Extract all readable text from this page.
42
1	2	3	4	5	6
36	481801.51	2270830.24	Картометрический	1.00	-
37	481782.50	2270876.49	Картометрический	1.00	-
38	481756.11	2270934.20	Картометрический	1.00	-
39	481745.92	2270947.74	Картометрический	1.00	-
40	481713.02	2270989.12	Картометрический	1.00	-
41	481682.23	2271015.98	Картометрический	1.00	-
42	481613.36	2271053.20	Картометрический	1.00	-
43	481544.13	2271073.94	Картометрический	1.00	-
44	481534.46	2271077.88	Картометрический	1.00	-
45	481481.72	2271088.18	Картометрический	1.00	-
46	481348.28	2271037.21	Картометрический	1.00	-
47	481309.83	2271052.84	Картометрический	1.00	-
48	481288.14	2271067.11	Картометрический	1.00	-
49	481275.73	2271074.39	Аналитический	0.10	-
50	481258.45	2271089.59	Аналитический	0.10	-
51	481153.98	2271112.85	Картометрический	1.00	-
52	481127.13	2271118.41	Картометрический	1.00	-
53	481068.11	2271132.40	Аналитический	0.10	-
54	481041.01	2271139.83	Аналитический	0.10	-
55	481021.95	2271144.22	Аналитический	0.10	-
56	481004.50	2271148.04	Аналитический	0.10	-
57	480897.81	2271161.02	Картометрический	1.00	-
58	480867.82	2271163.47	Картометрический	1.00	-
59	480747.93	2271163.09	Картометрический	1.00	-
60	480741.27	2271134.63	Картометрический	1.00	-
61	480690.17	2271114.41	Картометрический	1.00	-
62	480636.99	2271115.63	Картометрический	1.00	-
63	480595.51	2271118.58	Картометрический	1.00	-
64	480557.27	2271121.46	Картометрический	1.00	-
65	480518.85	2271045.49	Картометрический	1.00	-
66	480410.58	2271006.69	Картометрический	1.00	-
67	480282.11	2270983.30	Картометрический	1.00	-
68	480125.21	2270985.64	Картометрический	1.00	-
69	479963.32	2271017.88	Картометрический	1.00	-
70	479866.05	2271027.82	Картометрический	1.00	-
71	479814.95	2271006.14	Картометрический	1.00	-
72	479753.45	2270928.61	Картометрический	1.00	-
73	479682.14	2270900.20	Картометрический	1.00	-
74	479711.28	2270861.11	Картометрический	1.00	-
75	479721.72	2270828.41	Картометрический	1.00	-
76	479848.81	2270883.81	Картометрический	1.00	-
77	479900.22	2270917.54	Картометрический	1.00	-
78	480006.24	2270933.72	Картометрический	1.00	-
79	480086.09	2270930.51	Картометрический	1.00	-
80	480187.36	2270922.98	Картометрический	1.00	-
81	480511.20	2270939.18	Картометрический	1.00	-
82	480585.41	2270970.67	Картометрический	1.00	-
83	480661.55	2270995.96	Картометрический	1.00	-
================
- **Problem details**: Within the records above, how many lines include the word "Аналитический"? State the number by itself.

- **Solution for this exercise**: 6